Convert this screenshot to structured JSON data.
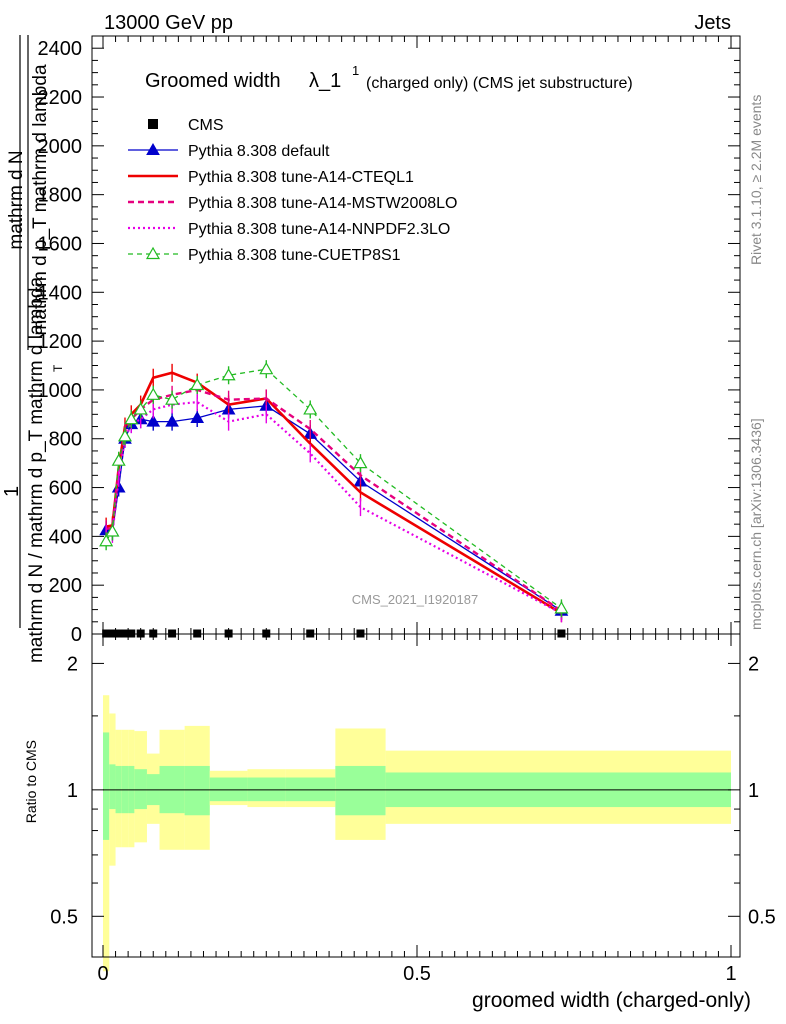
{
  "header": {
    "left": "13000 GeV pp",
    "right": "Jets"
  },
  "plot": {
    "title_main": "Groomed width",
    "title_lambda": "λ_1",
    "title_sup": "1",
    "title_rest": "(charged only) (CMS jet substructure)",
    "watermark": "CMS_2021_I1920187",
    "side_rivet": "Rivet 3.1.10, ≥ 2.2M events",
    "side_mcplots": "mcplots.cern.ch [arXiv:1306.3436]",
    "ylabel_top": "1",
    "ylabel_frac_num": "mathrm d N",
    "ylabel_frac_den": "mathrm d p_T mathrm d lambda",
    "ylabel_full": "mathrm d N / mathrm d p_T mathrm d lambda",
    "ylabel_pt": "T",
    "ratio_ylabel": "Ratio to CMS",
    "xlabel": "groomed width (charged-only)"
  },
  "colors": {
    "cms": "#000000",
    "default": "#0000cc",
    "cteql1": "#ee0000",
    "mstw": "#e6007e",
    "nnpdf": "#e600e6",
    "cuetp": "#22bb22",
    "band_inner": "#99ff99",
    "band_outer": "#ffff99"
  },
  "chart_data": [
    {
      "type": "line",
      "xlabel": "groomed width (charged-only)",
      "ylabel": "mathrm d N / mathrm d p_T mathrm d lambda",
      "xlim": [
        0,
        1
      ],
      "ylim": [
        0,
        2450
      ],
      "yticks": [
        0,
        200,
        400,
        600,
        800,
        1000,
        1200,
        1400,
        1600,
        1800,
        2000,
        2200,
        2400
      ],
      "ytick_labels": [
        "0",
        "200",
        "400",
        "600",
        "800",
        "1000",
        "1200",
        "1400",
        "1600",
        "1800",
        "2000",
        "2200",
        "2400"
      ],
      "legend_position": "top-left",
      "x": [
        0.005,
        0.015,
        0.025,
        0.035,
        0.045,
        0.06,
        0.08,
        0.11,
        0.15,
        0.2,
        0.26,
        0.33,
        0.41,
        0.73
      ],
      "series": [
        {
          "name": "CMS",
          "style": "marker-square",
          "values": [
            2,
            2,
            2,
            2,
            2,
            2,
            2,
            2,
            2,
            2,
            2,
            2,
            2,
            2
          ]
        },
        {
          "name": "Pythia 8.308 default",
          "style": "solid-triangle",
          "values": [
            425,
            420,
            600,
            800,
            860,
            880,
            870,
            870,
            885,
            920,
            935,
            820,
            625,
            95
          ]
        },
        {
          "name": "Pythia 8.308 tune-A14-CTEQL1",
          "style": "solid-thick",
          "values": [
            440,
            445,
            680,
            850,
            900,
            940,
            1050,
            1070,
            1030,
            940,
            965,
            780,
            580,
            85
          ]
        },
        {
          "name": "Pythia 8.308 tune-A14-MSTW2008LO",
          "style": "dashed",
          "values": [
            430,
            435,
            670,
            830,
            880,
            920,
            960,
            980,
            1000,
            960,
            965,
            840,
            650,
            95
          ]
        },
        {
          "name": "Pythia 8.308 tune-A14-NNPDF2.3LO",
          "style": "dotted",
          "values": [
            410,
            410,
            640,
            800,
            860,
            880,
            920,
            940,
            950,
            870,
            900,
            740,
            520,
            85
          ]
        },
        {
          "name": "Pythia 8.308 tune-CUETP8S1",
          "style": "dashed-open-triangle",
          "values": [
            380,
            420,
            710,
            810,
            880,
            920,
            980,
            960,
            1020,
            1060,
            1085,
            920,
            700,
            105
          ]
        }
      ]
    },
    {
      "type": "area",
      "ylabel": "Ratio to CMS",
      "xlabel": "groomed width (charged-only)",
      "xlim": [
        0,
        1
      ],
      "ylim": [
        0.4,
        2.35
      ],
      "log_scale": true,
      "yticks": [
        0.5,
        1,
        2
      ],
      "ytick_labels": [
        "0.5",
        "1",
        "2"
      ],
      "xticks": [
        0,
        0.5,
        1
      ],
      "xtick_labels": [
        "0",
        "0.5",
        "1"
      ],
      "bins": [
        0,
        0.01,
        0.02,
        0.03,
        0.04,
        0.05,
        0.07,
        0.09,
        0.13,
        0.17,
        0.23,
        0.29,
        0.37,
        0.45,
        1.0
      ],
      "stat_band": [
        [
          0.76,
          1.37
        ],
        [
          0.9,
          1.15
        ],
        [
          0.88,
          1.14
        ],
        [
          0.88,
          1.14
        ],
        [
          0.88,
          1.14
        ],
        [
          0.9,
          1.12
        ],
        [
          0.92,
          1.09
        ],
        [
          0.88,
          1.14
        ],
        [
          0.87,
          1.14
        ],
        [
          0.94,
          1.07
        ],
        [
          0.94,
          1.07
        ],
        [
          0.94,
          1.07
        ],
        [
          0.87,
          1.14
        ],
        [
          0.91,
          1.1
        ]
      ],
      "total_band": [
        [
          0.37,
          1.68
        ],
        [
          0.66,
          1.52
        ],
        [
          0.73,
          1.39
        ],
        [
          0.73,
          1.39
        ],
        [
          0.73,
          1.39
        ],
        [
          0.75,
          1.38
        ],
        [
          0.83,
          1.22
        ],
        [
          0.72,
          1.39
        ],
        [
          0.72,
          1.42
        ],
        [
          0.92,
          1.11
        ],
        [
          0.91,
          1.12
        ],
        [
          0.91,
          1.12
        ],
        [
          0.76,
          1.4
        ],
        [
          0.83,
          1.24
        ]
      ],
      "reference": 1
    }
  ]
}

-- -- --

GOAL
Copy each line above where the string "charged" occurs.

RESPONSE
    "title_rest": "(charged only) (CMS jet substructure)",
    "xlabel": "groomed width (charged-only)"
      "xlabel": "groomed width (charged-only)",
      "xlabel": "groomed width (charged-only)",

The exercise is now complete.